Spot each line that carries the word "incluant"; copy those lines.

[Start Record set]

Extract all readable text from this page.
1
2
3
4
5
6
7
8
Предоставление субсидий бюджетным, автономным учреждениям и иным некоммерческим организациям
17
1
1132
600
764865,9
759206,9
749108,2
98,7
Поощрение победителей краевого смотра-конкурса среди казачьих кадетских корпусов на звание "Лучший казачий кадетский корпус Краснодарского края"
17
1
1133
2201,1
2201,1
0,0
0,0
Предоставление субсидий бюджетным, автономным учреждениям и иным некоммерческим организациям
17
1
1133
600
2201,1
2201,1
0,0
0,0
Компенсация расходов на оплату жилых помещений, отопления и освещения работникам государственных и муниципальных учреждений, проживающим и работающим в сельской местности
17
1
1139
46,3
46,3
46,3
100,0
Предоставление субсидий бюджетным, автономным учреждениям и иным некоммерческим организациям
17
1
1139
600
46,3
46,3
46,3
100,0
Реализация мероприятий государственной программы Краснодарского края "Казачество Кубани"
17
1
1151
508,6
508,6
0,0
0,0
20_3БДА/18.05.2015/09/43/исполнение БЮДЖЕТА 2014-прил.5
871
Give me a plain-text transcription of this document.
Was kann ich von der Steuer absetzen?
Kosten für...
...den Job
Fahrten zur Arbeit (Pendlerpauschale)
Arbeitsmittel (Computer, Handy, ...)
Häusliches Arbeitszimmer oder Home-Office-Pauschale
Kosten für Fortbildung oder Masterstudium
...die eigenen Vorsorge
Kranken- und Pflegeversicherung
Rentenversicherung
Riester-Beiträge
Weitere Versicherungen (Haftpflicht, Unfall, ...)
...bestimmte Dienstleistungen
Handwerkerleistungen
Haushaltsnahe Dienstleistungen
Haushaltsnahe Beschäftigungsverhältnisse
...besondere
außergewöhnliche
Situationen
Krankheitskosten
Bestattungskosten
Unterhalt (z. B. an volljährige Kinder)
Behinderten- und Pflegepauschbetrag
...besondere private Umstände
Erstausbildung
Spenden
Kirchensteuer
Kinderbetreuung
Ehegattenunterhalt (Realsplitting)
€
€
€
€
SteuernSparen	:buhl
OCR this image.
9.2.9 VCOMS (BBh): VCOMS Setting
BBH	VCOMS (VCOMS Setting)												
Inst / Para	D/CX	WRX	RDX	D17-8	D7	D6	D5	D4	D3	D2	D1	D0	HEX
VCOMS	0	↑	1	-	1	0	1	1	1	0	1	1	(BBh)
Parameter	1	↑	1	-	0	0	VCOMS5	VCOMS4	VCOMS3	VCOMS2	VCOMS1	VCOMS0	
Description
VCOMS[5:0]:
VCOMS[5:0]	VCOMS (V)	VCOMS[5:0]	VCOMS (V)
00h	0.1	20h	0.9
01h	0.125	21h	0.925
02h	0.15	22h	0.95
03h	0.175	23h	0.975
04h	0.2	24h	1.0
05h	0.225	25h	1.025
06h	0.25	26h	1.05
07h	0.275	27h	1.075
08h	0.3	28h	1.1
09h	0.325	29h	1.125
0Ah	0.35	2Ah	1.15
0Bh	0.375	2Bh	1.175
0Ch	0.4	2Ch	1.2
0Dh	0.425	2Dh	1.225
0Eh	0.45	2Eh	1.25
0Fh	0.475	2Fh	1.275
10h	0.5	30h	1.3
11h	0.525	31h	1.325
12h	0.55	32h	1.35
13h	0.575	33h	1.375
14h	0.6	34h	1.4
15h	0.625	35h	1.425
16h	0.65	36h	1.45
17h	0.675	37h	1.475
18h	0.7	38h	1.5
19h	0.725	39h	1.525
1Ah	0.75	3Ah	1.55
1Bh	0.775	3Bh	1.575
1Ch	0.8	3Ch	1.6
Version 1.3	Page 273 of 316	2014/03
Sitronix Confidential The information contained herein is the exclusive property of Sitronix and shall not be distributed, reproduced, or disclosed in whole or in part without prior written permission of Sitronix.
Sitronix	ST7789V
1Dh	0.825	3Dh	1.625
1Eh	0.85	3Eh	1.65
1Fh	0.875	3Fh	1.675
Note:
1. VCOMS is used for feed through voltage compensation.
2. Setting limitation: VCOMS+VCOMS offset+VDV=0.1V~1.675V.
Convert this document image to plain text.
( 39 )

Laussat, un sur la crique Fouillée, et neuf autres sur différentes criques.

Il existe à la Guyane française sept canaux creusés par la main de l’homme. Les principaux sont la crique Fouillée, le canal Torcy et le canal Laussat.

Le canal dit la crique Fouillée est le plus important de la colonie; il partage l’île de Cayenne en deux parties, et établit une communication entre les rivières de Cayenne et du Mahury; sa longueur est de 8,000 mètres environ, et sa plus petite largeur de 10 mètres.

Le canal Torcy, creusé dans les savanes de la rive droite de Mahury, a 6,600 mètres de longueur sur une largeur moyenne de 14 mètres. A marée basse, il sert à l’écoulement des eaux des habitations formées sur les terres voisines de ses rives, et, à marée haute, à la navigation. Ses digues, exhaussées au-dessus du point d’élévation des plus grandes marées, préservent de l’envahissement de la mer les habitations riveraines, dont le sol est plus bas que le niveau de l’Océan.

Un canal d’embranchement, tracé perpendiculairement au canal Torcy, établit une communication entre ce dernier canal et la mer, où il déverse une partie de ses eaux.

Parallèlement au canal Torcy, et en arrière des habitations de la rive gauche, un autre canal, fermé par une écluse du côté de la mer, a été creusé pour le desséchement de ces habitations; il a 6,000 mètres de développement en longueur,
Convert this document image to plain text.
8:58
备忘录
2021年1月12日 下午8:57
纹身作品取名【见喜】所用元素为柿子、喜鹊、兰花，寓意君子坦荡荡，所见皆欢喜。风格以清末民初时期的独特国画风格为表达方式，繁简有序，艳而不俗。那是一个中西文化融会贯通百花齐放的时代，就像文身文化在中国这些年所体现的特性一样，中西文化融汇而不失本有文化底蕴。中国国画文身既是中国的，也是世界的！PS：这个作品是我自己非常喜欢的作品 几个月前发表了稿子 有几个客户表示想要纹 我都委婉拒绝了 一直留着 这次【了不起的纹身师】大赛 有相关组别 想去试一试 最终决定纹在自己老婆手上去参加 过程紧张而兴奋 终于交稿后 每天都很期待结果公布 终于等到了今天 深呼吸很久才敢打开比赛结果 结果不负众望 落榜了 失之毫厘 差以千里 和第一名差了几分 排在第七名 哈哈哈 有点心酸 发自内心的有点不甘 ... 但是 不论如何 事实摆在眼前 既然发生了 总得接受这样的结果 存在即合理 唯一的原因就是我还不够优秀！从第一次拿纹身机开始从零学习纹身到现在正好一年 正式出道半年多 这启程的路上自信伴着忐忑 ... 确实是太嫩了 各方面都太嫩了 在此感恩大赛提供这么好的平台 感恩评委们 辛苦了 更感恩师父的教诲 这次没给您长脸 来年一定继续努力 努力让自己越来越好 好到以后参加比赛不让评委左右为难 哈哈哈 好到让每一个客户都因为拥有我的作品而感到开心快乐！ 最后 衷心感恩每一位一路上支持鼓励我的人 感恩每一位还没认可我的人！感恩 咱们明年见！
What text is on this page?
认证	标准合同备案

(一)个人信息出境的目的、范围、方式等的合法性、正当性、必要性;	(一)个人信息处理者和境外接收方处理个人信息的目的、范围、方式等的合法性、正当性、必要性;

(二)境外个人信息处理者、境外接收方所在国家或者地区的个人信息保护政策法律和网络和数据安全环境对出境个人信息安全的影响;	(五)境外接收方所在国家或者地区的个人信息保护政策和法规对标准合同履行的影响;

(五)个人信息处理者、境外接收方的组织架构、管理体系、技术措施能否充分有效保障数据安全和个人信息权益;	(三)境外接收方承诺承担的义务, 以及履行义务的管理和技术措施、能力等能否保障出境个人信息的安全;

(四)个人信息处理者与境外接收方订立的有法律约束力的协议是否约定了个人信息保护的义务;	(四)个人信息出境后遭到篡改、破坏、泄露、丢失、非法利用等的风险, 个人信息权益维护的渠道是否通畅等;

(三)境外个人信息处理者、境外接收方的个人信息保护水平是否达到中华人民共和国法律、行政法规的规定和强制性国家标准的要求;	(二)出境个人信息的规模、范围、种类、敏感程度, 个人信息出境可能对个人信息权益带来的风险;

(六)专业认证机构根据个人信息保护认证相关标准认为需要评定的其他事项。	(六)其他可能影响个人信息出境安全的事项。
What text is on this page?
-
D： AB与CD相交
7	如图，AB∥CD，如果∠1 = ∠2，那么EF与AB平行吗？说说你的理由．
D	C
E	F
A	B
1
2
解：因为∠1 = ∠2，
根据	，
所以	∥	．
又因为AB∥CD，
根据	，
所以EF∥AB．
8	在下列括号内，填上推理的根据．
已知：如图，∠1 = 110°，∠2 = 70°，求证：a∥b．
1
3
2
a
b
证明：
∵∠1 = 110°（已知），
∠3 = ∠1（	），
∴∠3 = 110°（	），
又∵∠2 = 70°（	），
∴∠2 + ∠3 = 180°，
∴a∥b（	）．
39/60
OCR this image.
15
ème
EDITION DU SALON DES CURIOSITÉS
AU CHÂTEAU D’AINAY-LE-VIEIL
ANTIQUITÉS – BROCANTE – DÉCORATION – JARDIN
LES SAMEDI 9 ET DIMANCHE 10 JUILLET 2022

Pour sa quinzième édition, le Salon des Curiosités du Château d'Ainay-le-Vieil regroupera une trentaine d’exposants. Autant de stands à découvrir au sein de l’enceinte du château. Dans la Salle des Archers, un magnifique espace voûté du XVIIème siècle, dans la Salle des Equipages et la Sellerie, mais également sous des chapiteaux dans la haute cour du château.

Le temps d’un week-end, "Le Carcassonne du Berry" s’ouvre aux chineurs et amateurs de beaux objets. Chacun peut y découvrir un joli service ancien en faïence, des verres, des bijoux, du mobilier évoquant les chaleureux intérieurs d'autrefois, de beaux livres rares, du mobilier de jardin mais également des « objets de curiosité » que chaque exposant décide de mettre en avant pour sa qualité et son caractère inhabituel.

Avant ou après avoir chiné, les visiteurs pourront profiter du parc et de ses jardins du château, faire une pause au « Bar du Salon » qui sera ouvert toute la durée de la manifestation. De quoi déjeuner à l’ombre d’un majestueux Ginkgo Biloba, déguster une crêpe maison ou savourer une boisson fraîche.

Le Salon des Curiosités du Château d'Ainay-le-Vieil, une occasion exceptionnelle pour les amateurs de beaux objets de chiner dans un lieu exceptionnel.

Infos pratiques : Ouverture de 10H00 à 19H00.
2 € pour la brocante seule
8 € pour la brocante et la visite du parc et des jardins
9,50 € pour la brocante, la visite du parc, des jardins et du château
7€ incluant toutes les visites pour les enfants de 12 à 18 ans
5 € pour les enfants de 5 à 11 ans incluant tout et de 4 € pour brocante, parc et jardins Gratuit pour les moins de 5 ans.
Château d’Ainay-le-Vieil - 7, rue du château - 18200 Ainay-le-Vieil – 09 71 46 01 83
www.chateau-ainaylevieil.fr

[End Record set]

# Output:
7€ incluant toutes les visites pour les enfants de 12 à 18 ans
5 € pour les enfants de 5 à 11 ans incluant tout et de 4 € pour brocante, parc et jardins Gratuit pour les moins de 5 ans.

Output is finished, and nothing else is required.